[A run of records]
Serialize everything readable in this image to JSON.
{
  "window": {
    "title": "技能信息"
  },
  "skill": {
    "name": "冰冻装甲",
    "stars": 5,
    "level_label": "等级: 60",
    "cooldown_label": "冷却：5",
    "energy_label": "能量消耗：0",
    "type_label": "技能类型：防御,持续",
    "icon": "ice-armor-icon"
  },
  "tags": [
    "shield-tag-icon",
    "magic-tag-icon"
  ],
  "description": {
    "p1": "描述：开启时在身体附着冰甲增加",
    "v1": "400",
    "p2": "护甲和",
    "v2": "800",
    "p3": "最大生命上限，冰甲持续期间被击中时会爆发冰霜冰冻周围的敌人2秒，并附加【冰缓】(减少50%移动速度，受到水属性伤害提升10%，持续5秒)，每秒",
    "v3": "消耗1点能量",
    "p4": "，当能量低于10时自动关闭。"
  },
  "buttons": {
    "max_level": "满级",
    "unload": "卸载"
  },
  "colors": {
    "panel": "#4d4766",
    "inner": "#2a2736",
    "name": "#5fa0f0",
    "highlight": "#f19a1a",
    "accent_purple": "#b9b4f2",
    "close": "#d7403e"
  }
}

**Job**:
Reproduce the data in its entirety, matching each character.

**Answer to this problem**:
Serialize everything readable in this image to JSON.
{
  "window": {
    "title": "技能信息"
  },
  "skill": {
    "name": "冰冻装甲",
    "stars": 5,
    "level_label": "等级: 60",
    "cooldown_label": "冷却：5",
    "energy_label": "能量消耗：0",
    "type_label": "技能类型：防御,持续",
    "icon": "ice-armor-icon"
  },
  "tags": [
    "shield-tag-icon",
    "magic-tag-icon"
  ],
  "description": {
    "p1": "描述：开启时在身体附着冰甲增加",
    "v1": "400",
    "p2": "护甲和",
    "v2": "800",
    "p3": "最大生命上限，冰甲持续期间被击中时会爆发冰霜冰冻周围的敌人2秒，并附加【冰缓】(减少50%移动速度，受到水属性伤害提升10%，持续5秒)，每秒",
    "v3": "消耗1点能量",
    "p4": "，当能量低于10时自动关闭。"
  },
  "buttons": {
    "max_level": "满级",
    "unload": "卸载"
  },
  "colors": {
    "panel": "#4d4766",
    "inner": "#2a2736",
    "name": "#5fa0f0",
    "highlight": "#f19a1a",
    "accent_purple": "#b9b4f2",
    "close": "#d7403e"
  }
}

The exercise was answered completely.